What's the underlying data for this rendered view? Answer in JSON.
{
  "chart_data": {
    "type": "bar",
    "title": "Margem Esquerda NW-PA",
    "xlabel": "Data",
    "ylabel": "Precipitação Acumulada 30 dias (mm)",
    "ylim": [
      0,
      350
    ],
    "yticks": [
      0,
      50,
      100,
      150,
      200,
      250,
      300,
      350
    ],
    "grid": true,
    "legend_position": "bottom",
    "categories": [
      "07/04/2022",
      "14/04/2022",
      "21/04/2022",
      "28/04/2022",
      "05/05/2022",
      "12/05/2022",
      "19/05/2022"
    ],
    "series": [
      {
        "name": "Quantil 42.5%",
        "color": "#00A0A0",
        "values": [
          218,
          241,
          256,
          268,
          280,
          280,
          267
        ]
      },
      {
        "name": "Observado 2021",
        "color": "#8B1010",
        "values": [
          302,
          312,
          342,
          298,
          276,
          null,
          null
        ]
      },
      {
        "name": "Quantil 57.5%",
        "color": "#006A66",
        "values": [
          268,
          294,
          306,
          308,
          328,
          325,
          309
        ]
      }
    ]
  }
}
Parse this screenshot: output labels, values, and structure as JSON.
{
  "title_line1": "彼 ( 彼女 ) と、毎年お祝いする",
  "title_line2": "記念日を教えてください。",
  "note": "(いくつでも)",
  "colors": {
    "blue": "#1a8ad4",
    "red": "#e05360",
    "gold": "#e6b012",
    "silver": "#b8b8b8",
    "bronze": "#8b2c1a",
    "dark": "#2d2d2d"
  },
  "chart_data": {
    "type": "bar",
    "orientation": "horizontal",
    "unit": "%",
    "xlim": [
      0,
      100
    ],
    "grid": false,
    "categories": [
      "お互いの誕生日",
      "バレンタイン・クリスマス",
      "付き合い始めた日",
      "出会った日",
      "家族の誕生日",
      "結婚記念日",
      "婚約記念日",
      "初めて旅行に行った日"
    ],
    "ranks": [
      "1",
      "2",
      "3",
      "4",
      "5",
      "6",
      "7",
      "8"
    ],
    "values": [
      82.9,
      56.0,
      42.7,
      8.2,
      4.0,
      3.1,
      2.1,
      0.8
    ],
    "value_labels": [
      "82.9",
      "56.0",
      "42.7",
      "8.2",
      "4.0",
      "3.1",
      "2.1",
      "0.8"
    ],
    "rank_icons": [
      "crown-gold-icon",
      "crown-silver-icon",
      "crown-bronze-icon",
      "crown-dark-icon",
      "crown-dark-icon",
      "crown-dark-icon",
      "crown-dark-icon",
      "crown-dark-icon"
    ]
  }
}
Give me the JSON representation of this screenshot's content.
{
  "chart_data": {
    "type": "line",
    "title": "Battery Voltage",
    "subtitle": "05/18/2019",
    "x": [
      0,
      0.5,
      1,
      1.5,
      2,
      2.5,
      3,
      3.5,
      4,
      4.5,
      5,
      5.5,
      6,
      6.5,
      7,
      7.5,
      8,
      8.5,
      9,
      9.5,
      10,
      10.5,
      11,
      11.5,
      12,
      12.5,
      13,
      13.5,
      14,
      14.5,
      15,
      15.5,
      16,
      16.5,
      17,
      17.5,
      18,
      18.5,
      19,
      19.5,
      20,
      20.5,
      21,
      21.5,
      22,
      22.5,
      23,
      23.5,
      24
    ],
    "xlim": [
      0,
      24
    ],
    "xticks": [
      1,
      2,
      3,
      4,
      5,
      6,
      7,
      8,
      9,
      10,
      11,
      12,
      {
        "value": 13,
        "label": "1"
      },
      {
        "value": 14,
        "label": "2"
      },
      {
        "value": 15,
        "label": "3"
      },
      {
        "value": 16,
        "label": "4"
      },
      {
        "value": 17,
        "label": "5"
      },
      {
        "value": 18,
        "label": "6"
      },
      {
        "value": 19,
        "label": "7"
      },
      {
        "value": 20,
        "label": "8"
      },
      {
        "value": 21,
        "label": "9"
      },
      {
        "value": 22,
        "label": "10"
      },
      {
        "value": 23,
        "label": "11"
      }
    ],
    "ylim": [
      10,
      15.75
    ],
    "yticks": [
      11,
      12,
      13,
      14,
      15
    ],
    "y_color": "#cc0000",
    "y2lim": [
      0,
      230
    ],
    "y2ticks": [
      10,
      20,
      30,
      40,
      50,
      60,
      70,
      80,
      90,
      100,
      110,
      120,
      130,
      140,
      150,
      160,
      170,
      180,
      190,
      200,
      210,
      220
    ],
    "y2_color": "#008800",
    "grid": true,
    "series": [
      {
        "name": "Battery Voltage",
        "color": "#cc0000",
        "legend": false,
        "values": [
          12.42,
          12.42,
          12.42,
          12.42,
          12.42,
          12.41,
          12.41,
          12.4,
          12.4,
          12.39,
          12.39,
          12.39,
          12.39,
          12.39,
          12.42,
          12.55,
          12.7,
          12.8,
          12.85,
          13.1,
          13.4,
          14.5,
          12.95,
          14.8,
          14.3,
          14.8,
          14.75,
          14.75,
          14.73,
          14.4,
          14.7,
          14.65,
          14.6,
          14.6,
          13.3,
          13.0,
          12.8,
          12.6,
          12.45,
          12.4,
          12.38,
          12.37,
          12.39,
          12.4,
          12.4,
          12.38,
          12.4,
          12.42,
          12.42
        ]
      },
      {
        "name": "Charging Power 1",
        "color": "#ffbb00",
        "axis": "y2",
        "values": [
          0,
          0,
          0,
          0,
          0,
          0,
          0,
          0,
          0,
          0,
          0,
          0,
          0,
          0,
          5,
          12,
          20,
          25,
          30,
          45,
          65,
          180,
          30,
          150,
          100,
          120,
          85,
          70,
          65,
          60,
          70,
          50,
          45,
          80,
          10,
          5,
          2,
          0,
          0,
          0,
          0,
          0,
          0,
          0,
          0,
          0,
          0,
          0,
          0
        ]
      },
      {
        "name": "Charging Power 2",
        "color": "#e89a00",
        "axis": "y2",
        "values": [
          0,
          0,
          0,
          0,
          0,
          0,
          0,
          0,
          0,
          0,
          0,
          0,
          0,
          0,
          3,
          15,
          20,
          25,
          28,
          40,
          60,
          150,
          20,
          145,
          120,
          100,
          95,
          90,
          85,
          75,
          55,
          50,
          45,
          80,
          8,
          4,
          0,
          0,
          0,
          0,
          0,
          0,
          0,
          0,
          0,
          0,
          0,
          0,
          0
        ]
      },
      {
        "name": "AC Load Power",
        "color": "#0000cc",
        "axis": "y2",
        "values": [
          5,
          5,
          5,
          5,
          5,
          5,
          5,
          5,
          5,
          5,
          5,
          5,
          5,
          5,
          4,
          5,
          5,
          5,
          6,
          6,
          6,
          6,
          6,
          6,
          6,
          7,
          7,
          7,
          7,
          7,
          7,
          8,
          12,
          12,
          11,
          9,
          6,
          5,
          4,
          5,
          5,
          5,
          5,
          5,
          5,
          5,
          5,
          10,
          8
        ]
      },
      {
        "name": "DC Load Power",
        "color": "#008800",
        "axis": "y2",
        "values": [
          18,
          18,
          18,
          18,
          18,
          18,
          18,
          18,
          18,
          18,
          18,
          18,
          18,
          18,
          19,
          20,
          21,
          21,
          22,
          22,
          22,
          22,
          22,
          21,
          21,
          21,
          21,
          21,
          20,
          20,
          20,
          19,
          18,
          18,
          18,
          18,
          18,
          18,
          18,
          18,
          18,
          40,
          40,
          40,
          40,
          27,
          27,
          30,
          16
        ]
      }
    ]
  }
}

- DIRECTIONS
In the listing, find all lines with the string "JSON" and copy them.

- RESULT
What's the underlying data for this rendered view? Answer in JSON.
Parse this screenshot: output labels, values, and structure as JSON.
Give me the JSON representation of this screenshot's content.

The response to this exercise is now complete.